- _Task_
Each record below is to be reproduced without any change.
=== Recorded data ===
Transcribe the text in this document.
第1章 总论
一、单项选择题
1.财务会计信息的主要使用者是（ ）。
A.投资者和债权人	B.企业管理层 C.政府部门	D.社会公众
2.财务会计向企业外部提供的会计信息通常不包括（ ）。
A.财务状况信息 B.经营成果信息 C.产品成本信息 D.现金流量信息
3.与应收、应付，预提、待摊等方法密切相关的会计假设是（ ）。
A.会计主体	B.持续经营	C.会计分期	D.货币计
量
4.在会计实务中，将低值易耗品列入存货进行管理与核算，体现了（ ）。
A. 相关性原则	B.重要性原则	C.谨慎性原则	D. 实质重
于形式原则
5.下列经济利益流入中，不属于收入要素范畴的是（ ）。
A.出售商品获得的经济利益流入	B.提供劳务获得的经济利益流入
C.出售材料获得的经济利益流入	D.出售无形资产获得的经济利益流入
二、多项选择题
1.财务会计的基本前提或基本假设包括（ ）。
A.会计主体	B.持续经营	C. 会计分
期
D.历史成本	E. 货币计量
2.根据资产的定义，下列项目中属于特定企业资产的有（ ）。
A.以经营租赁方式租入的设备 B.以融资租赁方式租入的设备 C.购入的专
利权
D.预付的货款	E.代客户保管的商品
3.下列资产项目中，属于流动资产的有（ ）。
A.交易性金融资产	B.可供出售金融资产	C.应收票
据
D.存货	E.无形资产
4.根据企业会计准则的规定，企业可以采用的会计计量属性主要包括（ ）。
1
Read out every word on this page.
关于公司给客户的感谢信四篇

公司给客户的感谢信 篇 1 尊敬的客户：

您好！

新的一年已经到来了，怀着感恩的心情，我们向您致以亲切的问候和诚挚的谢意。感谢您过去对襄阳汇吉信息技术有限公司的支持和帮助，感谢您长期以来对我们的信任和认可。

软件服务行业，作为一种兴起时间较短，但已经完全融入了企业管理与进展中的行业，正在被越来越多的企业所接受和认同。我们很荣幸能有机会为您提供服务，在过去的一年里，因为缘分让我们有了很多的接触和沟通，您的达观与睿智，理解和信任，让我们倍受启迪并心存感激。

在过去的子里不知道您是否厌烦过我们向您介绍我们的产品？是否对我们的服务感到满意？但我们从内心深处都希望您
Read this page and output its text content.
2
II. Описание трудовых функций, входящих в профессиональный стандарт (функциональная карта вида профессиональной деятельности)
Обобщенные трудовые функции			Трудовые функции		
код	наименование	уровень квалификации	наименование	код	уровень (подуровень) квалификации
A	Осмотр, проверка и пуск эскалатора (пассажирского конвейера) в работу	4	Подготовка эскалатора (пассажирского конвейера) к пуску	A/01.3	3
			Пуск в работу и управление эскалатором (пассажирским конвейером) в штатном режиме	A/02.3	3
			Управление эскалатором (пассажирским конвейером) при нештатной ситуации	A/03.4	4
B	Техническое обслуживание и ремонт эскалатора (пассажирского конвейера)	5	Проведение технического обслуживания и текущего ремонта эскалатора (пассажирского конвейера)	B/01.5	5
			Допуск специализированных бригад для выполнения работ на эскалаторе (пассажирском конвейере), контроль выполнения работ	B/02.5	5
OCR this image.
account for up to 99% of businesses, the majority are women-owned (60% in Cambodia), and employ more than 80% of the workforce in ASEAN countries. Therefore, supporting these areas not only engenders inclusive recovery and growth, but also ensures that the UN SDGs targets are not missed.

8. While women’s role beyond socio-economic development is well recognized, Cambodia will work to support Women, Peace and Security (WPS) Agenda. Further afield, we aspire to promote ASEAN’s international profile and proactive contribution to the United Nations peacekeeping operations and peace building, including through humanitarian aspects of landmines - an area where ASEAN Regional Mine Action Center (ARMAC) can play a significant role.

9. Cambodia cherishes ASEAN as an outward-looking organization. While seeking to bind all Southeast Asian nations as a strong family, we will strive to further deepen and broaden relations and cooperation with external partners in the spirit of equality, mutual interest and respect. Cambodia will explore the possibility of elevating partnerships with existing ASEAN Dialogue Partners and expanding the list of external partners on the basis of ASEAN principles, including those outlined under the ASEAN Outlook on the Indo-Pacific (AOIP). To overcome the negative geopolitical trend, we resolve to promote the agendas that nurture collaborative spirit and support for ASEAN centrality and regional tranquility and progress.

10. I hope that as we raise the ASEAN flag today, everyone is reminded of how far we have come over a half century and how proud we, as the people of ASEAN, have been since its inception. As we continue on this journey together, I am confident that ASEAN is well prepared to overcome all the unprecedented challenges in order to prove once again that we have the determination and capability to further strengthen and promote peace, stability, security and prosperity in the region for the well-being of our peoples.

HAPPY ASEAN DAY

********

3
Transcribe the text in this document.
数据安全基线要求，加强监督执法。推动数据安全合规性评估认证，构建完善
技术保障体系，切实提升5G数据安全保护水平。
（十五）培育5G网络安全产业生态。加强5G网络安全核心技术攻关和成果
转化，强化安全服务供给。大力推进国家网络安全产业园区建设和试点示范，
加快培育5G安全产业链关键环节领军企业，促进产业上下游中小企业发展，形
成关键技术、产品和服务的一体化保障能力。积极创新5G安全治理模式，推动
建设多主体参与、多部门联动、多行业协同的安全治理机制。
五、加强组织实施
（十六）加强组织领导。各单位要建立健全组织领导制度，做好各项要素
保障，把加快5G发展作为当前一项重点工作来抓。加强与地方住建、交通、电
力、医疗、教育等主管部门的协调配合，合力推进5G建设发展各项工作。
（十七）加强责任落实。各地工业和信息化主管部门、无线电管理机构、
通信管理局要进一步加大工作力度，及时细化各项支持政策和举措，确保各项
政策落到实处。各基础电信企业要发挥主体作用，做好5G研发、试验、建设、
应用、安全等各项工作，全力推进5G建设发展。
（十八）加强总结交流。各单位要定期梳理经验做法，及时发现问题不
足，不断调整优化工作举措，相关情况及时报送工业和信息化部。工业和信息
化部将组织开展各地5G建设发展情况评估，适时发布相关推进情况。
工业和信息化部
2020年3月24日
===
- _Full output_
Transcribe the text in this document.
第1章 总论
一、单项选择题
1.财务会计信息的主要使用者是（ ）。
A.投资者和债权人	B.企业管理层 C.政府部门	D.社会公众
2.财务会计向企业外部提供的会计信息通常不包括（ ）。
A.财务状况信息 B.经营成果信息 C.产品成本信息 D.现金流量信息
3.与应收、应付，预提、待摊等方法密切相关的会计假设是（ ）。
A.会计主体	B.持续经营	C.会计分期	D.货币计
量
4.在会计实务中，将低值易耗品列入存货进行管理与核算，体现了（ ）。
A. 相关性原则	B.重要性原则	C.谨慎性原则	D. 实质重
于形式原则
5.下列经济利益流入中，不属于收入要素范畴的是（ ）。
A.出售商品获得的经济利益流入	B.提供劳务获得的经济利益流入
C.出售材料获得的经济利益流入	D.出售无形资产获得的经济利益流入
二、多项选择题
1.财务会计的基本前提或基本假设包括（ ）。
A.会计主体	B.持续经营	C. 会计分
期
D.历史成本	E. 货币计量
2.根据资产的定义，下列项目中属于特定企业资产的有（ ）。
A.以经营租赁方式租入的设备 B.以融资租赁方式租入的设备 C.购入的专
利权
D.预付的货款	E.代客户保管的商品
3.下列资产项目中，属于流动资产的有（ ）。
A.交易性金融资产	B.可供出售金融资产	C.应收票
据
D.存货	E.无形资产
4.根据企业会计准则的规定，企业可以采用的会计计量属性主要包括（ ）。
1
Read out every word on this page.
关于公司给客户的感谢信四篇

公司给客户的感谢信 篇 1 尊敬的客户：

您好！

新的一年已经到来了，怀着感恩的心情，我们向您致以亲切的问候和诚挚的谢意。感谢您过去对襄阳汇吉信息技术有限公司的支持和帮助，感谢您长期以来对我们的信任和认可。

软件服务行业，作为一种兴起时间较短，但已经完全融入了企业管理与进展中的行业，正在被越来越多的企业所接受和认同。我们很荣幸能有机会为您提供服务，在过去的一年里，因为缘分让我们有了很多的接触和沟通，您的达观与睿智，理解和信任，让我们倍受启迪并心存感激。

在过去的子里不知道您是否厌烦过我们向您介绍我们的产品？是否对我们的服务感到满意？但我们从内心深处都希望您
Read this page and output its text content.
2
II. Описание трудовых функций, входящих в профессиональный стандарт (функциональная карта вида профессиональной деятельности)
Обобщенные трудовые функции			Трудовые функции		
код	наименование	уровень квалификации	наименование	код	уровень (подуровень) квалификации
A	Осмотр, проверка и пуск эскалатора (пассажирского конвейера) в работу	4	Подготовка эскалатора (пассажирского конвейера) к пуску	A/01.3	3
			Пуск в работу и управление эскалатором (пассажирским конвейером) в штатном режиме	A/02.3	3
			Управление эскалатором (пассажирским конвейером) при нештатной ситуации	A/03.4	4
B	Техническое обслуживание и ремонт эскалатора (пассажирского конвейера)	5	Проведение технического обслуживания и текущего ремонта эскалатора (пассажирского конвейера)	B/01.5	5
			Допуск специализированных бригад для выполнения работ на эскалаторе (пассажирском конвейере), контроль выполнения работ	B/02.5	5
OCR this image.
account for up to 99% of businesses, the majority are women-owned (60% in Cambodia), and employ more than 80% of the workforce in ASEAN countries. Therefore, supporting these areas not only engenders inclusive recovery and growth, but also ensures that the UN SDGs targets are not missed.

8. While women’s role beyond socio-economic development is well recognized, Cambodia will work to support Women, Peace and Security (WPS) Agenda. Further afield, we aspire to promote ASEAN’s international profile and proactive contribution to the United Nations peacekeeping operations and peace building, including through humanitarian aspects of landmines - an area where ASEAN Regional Mine Action Center (ARMAC) can play a significant role.

9. Cambodia cherishes ASEAN as an outward-looking organization. While seeking to bind all Southeast Asian nations as a strong family, we will strive to further deepen and broaden relations and cooperation with external partners in the spirit of equality, mutual interest and respect. Cambodia will explore the possibility of elevating partnerships with existing ASEAN Dialogue Partners and expanding the list of external partners on the basis of ASEAN principles, including those outlined under the ASEAN Outlook on the Indo-Pacific (AOIP). To overcome the negative geopolitical trend, we resolve to promote the agendas that nurture collaborative spirit and support for ASEAN centrality and regional tranquility and progress.

10. I hope that as we raise the ASEAN flag today, everyone is reminded of how far we have come over a half century and how proud we, as the people of ASEAN, have been since its inception. As we continue on this journey together, I am confident that ASEAN is well prepared to overcome all the unprecedented challenges in order to prove once again that we have the determination and capability to further strengthen and promote peace, stability, security and prosperity in the region for the well-being of our peoples.

HAPPY ASEAN DAY

********

3
Transcribe the text in this document.
数据安全基线要求，加强监督执法。推动数据安全合规性评估认证，构建完善
技术保障体系，切实提升5G数据安全保护水平。
（十五）培育5G网络安全产业生态。加强5G网络安全核心技术攻关和成果
转化，强化安全服务供给。大力推进国家网络安全产业园区建设和试点示范，
加快培育5G安全产业链关键环节领军企业，促进产业上下游中小企业发展，形
成关键技术、产品和服务的一体化保障能力。积极创新5G安全治理模式，推动
建设多主体参与、多部门联动、多行业协同的安全治理机制。
五、加强组织实施
（十六）加强组织领导。各单位要建立健全组织领导制度，做好各项要素
保障，把加快5G发展作为当前一项重点工作来抓。加强与地方住建、交通、电
力、医疗、教育等主管部门的协调配合，合力推进5G建设发展各项工作。
（十七）加强责任落实。各地工业和信息化主管部门、无线电管理机构、
通信管理局要进一步加大工作力度，及时细化各项支持政策和举措，确保各项
政策落到实处。各基础电信企业要发挥主体作用，做好5G研发、试验、建设、
应用、安全等各项工作，全力推进5G建设发展。
（十八）加强总结交流。各单位要定期梳理经验做法，及时发现问题不
足，不断调整优化工作举措，相关情况及时报送工业和信息化部。工业和信息
化部将组织开展各地5G建设发展情况评估，适时发布相关推进情况。
工业和信息化部
2020年3月24日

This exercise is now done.